- _Task brief_: Any image in the records is to be skipped; everything else should be reproduced exactly.

- _Record extracts_:
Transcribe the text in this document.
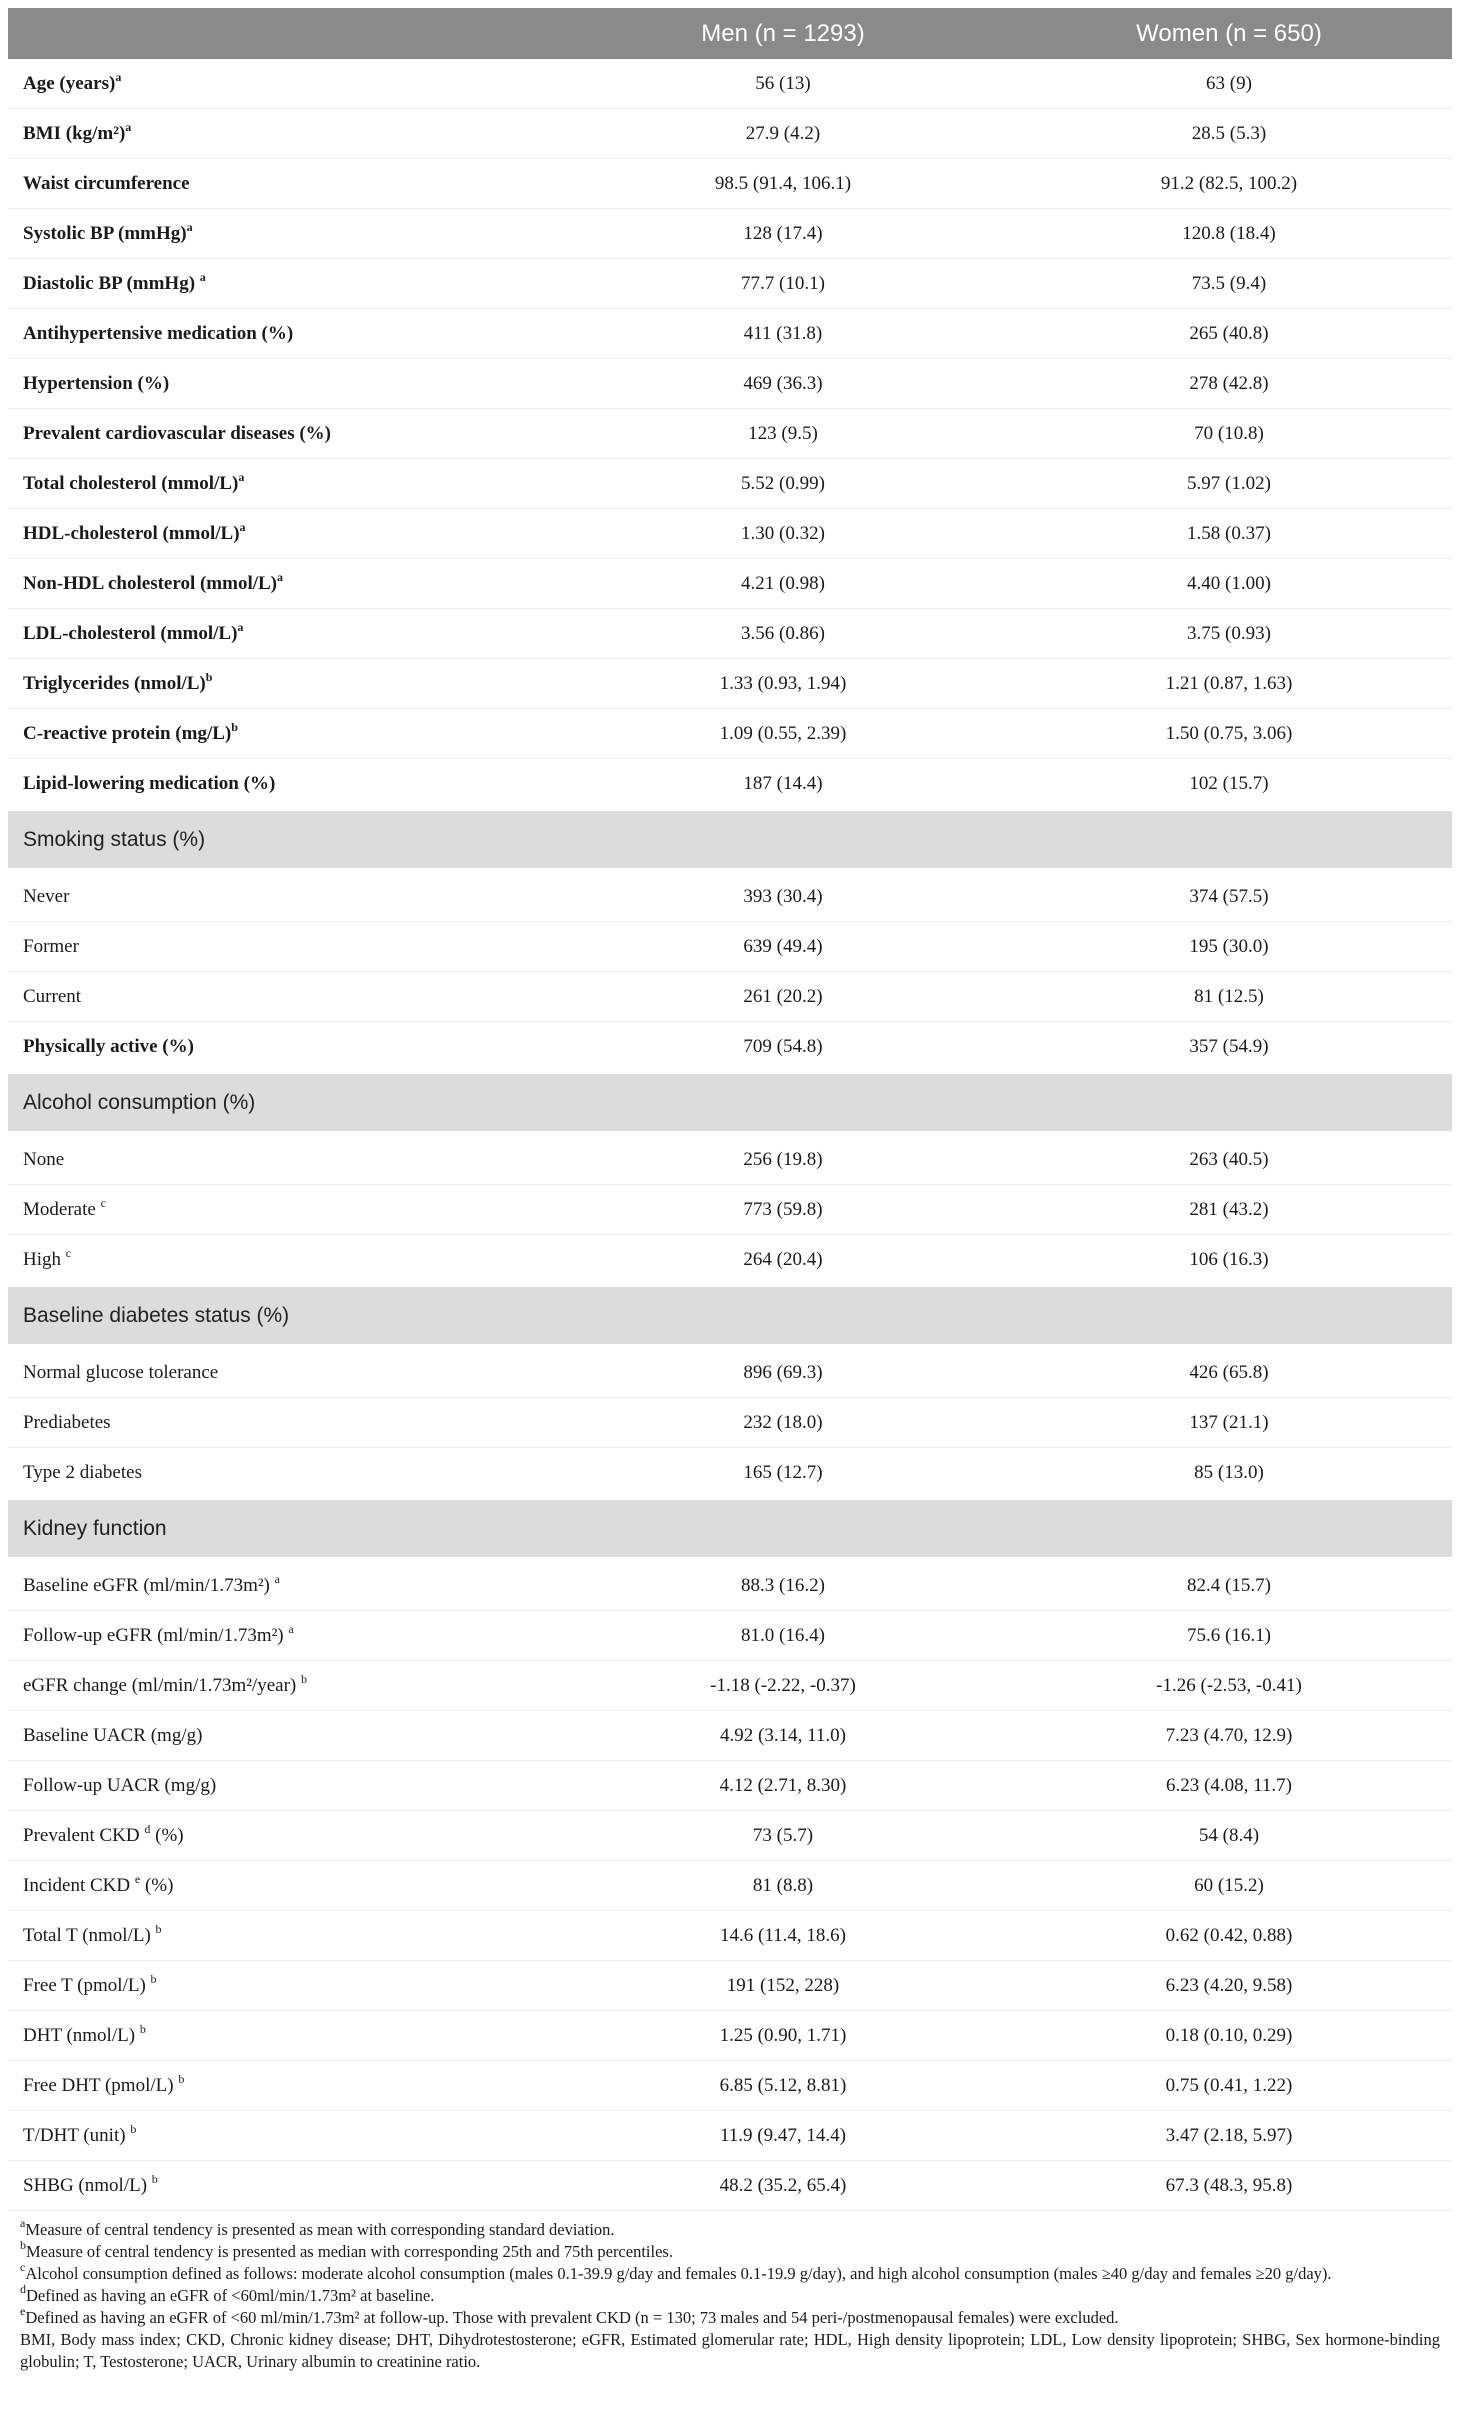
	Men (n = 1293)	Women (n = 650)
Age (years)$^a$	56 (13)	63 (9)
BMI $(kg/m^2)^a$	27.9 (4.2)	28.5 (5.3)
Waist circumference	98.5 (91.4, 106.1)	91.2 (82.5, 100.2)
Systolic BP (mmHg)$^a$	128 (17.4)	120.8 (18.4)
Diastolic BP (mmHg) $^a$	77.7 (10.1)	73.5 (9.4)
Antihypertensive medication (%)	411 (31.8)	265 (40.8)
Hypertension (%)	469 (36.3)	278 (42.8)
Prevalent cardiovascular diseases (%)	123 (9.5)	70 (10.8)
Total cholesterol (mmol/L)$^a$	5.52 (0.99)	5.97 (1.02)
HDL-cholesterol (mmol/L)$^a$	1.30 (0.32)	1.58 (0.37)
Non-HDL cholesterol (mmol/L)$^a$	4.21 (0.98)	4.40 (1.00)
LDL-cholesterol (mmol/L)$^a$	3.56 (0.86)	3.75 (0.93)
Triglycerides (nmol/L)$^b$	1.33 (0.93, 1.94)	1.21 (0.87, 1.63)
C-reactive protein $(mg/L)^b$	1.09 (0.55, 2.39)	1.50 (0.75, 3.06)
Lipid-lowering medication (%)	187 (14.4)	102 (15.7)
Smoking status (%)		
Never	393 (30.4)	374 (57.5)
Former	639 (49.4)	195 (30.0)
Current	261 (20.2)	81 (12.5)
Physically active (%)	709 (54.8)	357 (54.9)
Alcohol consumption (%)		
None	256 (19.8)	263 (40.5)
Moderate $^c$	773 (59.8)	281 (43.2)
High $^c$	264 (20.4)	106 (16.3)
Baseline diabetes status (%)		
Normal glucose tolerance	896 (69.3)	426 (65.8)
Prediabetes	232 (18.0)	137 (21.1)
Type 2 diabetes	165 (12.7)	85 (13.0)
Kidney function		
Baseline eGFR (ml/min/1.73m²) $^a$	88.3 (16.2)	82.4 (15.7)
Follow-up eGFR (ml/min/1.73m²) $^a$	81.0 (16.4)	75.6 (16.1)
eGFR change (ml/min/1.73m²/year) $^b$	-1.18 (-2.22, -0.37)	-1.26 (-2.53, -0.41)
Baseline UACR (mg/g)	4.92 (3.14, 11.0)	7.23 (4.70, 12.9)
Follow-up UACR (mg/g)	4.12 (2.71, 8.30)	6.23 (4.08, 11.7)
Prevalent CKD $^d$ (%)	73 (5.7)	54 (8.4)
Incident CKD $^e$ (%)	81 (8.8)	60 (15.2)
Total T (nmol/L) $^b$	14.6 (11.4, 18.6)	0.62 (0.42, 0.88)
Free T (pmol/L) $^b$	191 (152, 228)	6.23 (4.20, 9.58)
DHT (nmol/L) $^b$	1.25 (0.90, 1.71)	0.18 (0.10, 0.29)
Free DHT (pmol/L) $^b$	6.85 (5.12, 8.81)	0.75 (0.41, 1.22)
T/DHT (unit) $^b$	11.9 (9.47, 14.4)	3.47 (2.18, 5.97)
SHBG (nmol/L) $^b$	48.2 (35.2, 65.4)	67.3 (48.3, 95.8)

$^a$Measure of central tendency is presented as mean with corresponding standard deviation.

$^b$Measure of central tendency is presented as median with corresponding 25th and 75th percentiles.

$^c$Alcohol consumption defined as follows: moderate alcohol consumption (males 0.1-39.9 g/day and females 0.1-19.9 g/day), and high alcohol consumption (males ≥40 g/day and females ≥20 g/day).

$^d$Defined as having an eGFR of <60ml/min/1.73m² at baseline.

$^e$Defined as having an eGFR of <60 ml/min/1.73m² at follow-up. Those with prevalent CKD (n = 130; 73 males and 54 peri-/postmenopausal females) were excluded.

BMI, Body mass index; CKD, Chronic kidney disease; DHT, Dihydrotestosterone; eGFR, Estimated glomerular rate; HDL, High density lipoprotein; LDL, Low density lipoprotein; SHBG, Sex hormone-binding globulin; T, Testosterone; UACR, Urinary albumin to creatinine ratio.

- _Output of the task_:
Transcribe the text in this document.
	Men (n = 1293)	Women (n = 650)
Age (years)$^a$	56 (13)	63 (9)
BMI $(kg/m^2)^a$	27.9 (4.2)	28.5 (5.3)
Waist circumference	98.5 (91.4, 106.1)	91.2 (82.5, 100.2)
Systolic BP (mmHg)$^a$	128 (17.4)	120.8 (18.4)
Diastolic BP (mmHg) $^a$	77.7 (10.1)	73.5 (9.4)
Antihypertensive medication (%)	411 (31.8)	265 (40.8)
Hypertension (%)	469 (36.3)	278 (42.8)
Prevalent cardiovascular diseases (%)	123 (9.5)	70 (10.8)
Total cholesterol (mmol/L)$^a$	5.52 (0.99)	5.97 (1.02)
HDL-cholesterol (mmol/L)$^a$	1.30 (0.32)	1.58 (0.37)
Non-HDL cholesterol (mmol/L)$^a$	4.21 (0.98)	4.40 (1.00)
LDL-cholesterol (mmol/L)$^a$	3.56 (0.86)	3.75 (0.93)
Triglycerides (nmol/L)$^b$	1.33 (0.93, 1.94)	1.21 (0.87, 1.63)
C-reactive protein $(mg/L)^b$	1.09 (0.55, 2.39)	1.50 (0.75, 3.06)
Lipid-lowering medication (%)	187 (14.4)	102 (15.7)
Smoking status (%)		
Never	393 (30.4)	374 (57.5)
Former	639 (49.4)	195 (30.0)
Current	261 (20.2)	81 (12.5)
Physically active (%)	709 (54.8)	357 (54.9)
Alcohol consumption (%)		
None	256 (19.8)	263 (40.5)
Moderate $^c$	773 (59.8)	281 (43.2)
High $^c$	264 (20.4)	106 (16.3)
Baseline diabetes status (%)		
Normal glucose tolerance	896 (69.3)	426 (65.8)
Prediabetes	232 (18.0)	137 (21.1)
Type 2 diabetes	165 (12.7)	85 (13.0)
Kidney function		
Baseline eGFR (ml/min/1.73m²) $^a$	88.3 (16.2)	82.4 (15.7)
Follow-up eGFR (ml/min/1.73m²) $^a$	81.0 (16.4)	75.6 (16.1)
eGFR change (ml/min/1.73m²/year) $^b$	-1.18 (-2.22, -0.37)	-1.26 (-2.53, -0.41)
Baseline UACR (mg/g)	4.92 (3.14, 11.0)	7.23 (4.70, 12.9)
Follow-up UACR (mg/g)	4.12 (2.71, 8.30)	6.23 (4.08, 11.7)
Prevalent CKD $^d$ (%)	73 (5.7)	54 (8.4)
Incident CKD $^e$ (%)	81 (8.8)	60 (15.2)
Total T (nmol/L) $^b$	14.6 (11.4, 18.6)	0.62 (0.42, 0.88)
Free T (pmol/L) $^b$	191 (152, 228)	6.23 (4.20, 9.58)
DHT (nmol/L) $^b$	1.25 (0.90, 1.71)	0.18 (0.10, 0.29)
Free DHT (pmol/L) $^b$	6.85 (5.12, 8.81)	0.75 (0.41, 1.22)
T/DHT (unit) $^b$	11.9 (9.47, 14.4)	3.47 (2.18, 5.97)
SHBG (nmol/L) $^b$	48.2 (35.2, 65.4)	67.3 (48.3, 95.8)

$^a$Measure of central tendency is presented as mean with corresponding standard deviation.

$^b$Measure of central tendency is presented as median with corresponding 25th and 75th percentiles.

$^c$Alcohol consumption defined as follows: moderate alcohol consumption (males 0.1-39.9 g/day and females 0.1-19.9 g/day), and high alcohol consumption (males ≥40 g/day and females ≥20 g/day).

$^d$Defined as having an eGFR of <60ml/min/1.73m² at baseline.

$^e$Defined as having an eGFR of <60 ml/min/1.73m² at follow-up. Those with prevalent CKD (n = 130; 73 males and 54 peri-/postmenopausal females) were excluded.

BMI, Body mass index; CKD, Chronic kidney disease; DHT, Dihydrotestosterone; eGFR, Estimated glomerular rate; HDL, High density lipoprotein; LDL, Low density lipoprotein; SHBG, Sex hormone-binding globulin; T, Testosterone; UACR, Urinary albumin to creatinine ratio.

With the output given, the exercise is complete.